[start]
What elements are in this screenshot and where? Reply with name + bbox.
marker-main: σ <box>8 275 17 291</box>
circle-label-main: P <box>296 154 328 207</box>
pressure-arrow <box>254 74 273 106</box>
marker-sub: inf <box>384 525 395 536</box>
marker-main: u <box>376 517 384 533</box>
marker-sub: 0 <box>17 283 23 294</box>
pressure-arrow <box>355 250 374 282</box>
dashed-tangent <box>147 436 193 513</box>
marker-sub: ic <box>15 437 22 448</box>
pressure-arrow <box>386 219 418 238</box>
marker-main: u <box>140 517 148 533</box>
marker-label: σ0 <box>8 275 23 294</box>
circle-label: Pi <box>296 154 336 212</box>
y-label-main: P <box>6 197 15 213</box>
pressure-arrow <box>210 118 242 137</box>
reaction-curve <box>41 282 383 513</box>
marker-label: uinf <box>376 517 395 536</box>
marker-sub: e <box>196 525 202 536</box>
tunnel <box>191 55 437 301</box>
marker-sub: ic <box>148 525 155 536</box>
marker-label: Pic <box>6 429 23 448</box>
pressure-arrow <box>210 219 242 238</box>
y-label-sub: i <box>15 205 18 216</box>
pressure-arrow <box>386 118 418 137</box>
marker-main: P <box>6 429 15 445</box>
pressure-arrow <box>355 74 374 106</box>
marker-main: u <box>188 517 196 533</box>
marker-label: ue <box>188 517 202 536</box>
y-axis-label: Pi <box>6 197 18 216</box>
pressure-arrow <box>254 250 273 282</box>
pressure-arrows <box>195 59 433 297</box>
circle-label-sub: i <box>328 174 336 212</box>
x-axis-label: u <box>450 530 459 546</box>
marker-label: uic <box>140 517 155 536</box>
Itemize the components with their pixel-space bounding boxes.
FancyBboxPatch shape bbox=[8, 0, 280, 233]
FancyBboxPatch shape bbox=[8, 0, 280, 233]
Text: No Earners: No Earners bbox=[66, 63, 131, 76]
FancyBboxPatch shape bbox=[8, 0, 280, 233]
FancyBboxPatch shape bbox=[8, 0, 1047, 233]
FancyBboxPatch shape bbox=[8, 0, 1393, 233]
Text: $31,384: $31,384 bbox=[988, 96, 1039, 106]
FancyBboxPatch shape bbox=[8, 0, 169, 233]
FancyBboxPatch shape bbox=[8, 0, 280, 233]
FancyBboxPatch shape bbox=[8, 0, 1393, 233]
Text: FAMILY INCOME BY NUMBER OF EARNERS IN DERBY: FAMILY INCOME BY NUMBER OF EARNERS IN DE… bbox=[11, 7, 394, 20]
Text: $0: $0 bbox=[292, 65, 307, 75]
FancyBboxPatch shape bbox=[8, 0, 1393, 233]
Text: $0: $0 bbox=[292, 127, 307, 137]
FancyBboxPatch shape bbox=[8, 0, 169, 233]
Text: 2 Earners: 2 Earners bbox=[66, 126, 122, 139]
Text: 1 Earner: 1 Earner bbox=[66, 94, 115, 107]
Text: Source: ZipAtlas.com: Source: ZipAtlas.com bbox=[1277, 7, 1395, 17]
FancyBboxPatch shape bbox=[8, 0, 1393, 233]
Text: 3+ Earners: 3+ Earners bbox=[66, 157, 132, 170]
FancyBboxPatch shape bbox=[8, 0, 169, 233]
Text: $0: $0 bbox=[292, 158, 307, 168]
[end]
* Required work *
Please copy out every row above, word for word and in the same order, changing nothing.

* Completed task *
What elements are in this screenshot and where? Reply with name + bbox.
marker-main: σ <box>8 275 17 291</box>
circle-label-main: P <box>296 154 328 207</box>
pressure-arrow <box>254 74 273 106</box>
marker-sub: inf <box>384 525 395 536</box>
marker-main: u <box>376 517 384 533</box>
marker-sub: 0 <box>17 283 23 294</box>
pressure-arrow <box>355 250 374 282</box>
dashed-tangent <box>147 436 193 513</box>
marker-sub: ic <box>15 437 22 448</box>
pressure-arrow <box>386 219 418 238</box>
marker-main: u <box>140 517 148 533</box>
marker-label: σ0 <box>8 275 23 294</box>
circle-label: Pi <box>296 154 336 212</box>
y-label-main: P <box>6 197 15 213</box>
pressure-arrow <box>210 118 242 137</box>
reaction-curve <box>41 282 383 513</box>
marker-label: uinf <box>376 517 395 536</box>
marker-sub: e <box>196 525 202 536</box>
tunnel <box>191 55 437 301</box>
marker-sub: ic <box>148 525 155 536</box>
marker-label: Pic <box>6 429 23 448</box>
pressure-arrow <box>210 219 242 238</box>
y-label-sub: i <box>15 205 18 216</box>
pressure-arrow <box>386 118 418 137</box>
marker-main: P <box>6 429 15 445</box>
pressure-arrow <box>355 74 374 106</box>
marker-main: u <box>188 517 196 533</box>
marker-label: ue <box>188 517 202 536</box>
y-axis-label: Pi <box>6 197 18 216</box>
pressure-arrow <box>254 250 273 282</box>
pressure-arrows <box>195 59 433 297</box>
circle-label-sub: i <box>328 174 336 212</box>
x-axis-label: u <box>450 530 459 546</box>
marker-label: uic <box>140 517 155 536</box>
Itemize the components with their pixel-space bounding boxes.
FancyBboxPatch shape bbox=[8, 0, 280, 233]
FancyBboxPatch shape bbox=[8, 0, 280, 233]
Text: No Earners: No Earners bbox=[66, 63, 131, 76]
FancyBboxPatch shape bbox=[8, 0, 280, 233]
FancyBboxPatch shape bbox=[8, 0, 1047, 233]
FancyBboxPatch shape bbox=[8, 0, 1393, 233]
Text: $31,384: $31,384 bbox=[988, 96, 1039, 106]
FancyBboxPatch shape bbox=[8, 0, 169, 233]
FancyBboxPatch shape bbox=[8, 0, 280, 233]
FancyBboxPatch shape bbox=[8, 0, 1393, 233]
Text: FAMILY INCOME BY NUMBER OF EARNERS IN DERBY: FAMILY INCOME BY NUMBER OF EARNERS IN DE… bbox=[11, 7, 394, 20]
Text: $0: $0 bbox=[292, 65, 307, 75]
FancyBboxPatch shape bbox=[8, 0, 1393, 233]
Text: $0: $0 bbox=[292, 127, 307, 137]
FancyBboxPatch shape bbox=[8, 0, 169, 233]
Text: 2 Earners: 2 Earners bbox=[66, 126, 122, 139]
Text: 1 Earner: 1 Earner bbox=[66, 94, 115, 107]
Text: Source: ZipAtlas.com: Source: ZipAtlas.com bbox=[1277, 7, 1395, 17]
FancyBboxPatch shape bbox=[8, 0, 1393, 233]
Text: 3+ Earners: 3+ Earners bbox=[66, 157, 132, 170]
FancyBboxPatch shape bbox=[8, 0, 169, 233]
Text: $0: $0 bbox=[292, 158, 307, 168]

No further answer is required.